(Data extract)
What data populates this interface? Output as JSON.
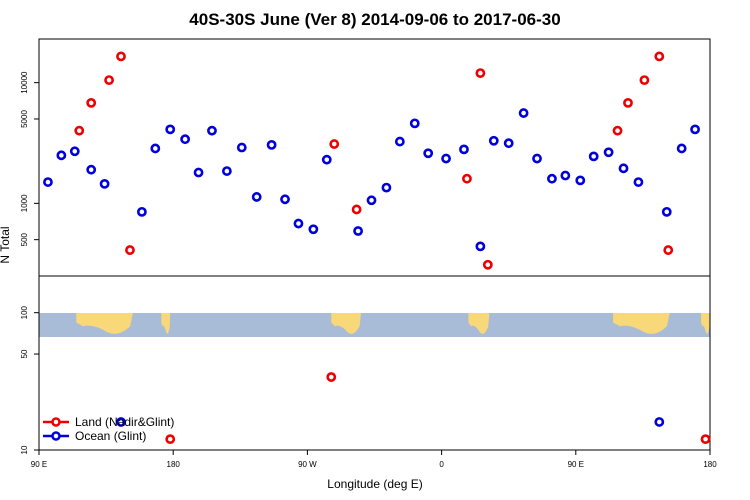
{
  "chart_data": {
    "type": "scatter",
    "title": "40S-30S June (Ver 8)   2014-09-06 to 2017-06-30",
    "xlabel": "Longitude (deg E)",
    "ylabel": "N Total",
    "x_ticks": [
      {
        "lon": 90,
        "label": "90 E"
      },
      {
        "lon": 180,
        "label": "180"
      },
      {
        "lon": 270,
        "label": "90 W"
      },
      {
        "lon": 360,
        "label": "0"
      },
      {
        "lon": 450,
        "label": "90 E"
      },
      {
        "lon": 540,
        "label": "180"
      }
    ],
    "xlim": [
      90,
      540
    ],
    "upper_panel": {
      "scale": "log",
      "ylim": [
        250,
        23000
      ],
      "y_ticks": [
        {
          "value": 500,
          "label": "500"
        },
        {
          "value": 1000,
          "label": "1000"
        },
        {
          "value": 5000,
          "label": "5000"
        },
        {
          "value": 10000,
          "label": "10000"
        }
      ]
    },
    "lower_panel": {
      "scale": "log",
      "ylim": [
        10,
        185
      ],
      "y_ticks": [
        {
          "value": 10,
          "label": "10"
        },
        {
          "value": 50,
          "label": "50"
        },
        {
          "value": 100,
          "label": "100"
        }
      ]
    },
    "series": [
      {
        "name": "Land (Nadir&Glint)",
        "color": "#ee0000",
        "points": [
          {
            "x": 117,
            "y": 4000
          },
          {
            "x": 125,
            "y": 6800
          },
          {
            "x": 137,
            "y": 10500
          },
          {
            "x": 145,
            "y": 16500
          },
          {
            "x": 151,
            "y": 410
          },
          {
            "x": 288,
            "y": 3100
          },
          {
            "x": 303,
            "y": 890
          },
          {
            "x": 377,
            "y": 1600
          },
          {
            "x": 386,
            "y": 12000
          },
          {
            "x": 391,
            "y": 310
          },
          {
            "x": 478,
            "y": 4000
          },
          {
            "x": 485,
            "y": 6800
          },
          {
            "x": 496,
            "y": 10500
          },
          {
            "x": 506,
            "y": 16500
          },
          {
            "x": 512,
            "y": 410
          },
          {
            "x": 178,
            "y": 12
          },
          {
            "x": 286,
            "y": 34
          },
          {
            "x": 537,
            "y": 12
          }
        ]
      },
      {
        "name": "Ocean (Glint)",
        "color": "#0000dd",
        "points": [
          {
            "x": 96,
            "y": 1500
          },
          {
            "x": 105,
            "y": 2500
          },
          {
            "x": 114,
            "y": 2700
          },
          {
            "x": 125,
            "y": 1900
          },
          {
            "x": 134,
            "y": 1450
          },
          {
            "x": 159,
            "y": 850
          },
          {
            "x": 168,
            "y": 2850
          },
          {
            "x": 178,
            "y": 4100
          },
          {
            "x": 188,
            "y": 3400
          },
          {
            "x": 197,
            "y": 1800
          },
          {
            "x": 206,
            "y": 4000
          },
          {
            "x": 216,
            "y": 1850
          },
          {
            "x": 226,
            "y": 2900
          },
          {
            "x": 236,
            "y": 1130
          },
          {
            "x": 246,
            "y": 3050
          },
          {
            "x": 255,
            "y": 1080
          },
          {
            "x": 264,
            "y": 680
          },
          {
            "x": 274,
            "y": 610
          },
          {
            "x": 283,
            "y": 2300
          },
          {
            "x": 304,
            "y": 590
          },
          {
            "x": 313,
            "y": 1060
          },
          {
            "x": 323,
            "y": 1350
          },
          {
            "x": 332,
            "y": 3250
          },
          {
            "x": 342,
            "y": 4600
          },
          {
            "x": 351,
            "y": 2600
          },
          {
            "x": 363,
            "y": 2350
          },
          {
            "x": 375,
            "y": 2800
          },
          {
            "x": 386,
            "y": 440
          },
          {
            "x": 395,
            "y": 3300
          },
          {
            "x": 405,
            "y": 3150
          },
          {
            "x": 415,
            "y": 5600
          },
          {
            "x": 424,
            "y": 2350
          },
          {
            "x": 434,
            "y": 1600
          },
          {
            "x": 443,
            "y": 1700
          },
          {
            "x": 453,
            "y": 1550
          },
          {
            "x": 462,
            "y": 2450
          },
          {
            "x": 472,
            "y": 2650
          },
          {
            "x": 482,
            "y": 1950
          },
          {
            "x": 492,
            "y": 1500
          },
          {
            "x": 511,
            "y": 850
          },
          {
            "x": 521,
            "y": 2850
          },
          {
            "x": 530,
            "y": 4100
          },
          {
            "x": 145,
            "y": 16
          },
          {
            "x": 506,
            "y": 16
          }
        ]
      }
    ],
    "legend": {
      "placement": "bottom-left",
      "entries": [
        {
          "label": "Land (Nadir&Glint)",
          "color": "#ee0000"
        },
        {
          "label": "Ocean (Glint)",
          "color": "#0000dd"
        }
      ]
    },
    "map_strip": {
      "ocean_color": "#a8bcd8",
      "land_color": "#f8d878",
      "land_patches": [
        {
          "name": "australia-a",
          "lon_start": 115,
          "lon_end": 153
        },
        {
          "name": "new-zealand-a",
          "lon_start": 172,
          "lon_end": 178
        },
        {
          "name": "south-america",
          "lon_start": 286,
          "lon_end": 306
        },
        {
          "name": "south-africa",
          "lon_start": 378,
          "lon_end": 392
        },
        {
          "name": "australia-b",
          "lon_start": 475,
          "lon_end": 513
        },
        {
          "name": "new-zealand-b",
          "lon_start": 534,
          "lon_end": 540
        }
      ]
    }
  }
}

(Given task) Show, from the listing above, each line that contains the word "zealand".

(Answer to this task)
          "name": "new-zealand-a",
          "name": "new-zealand-b",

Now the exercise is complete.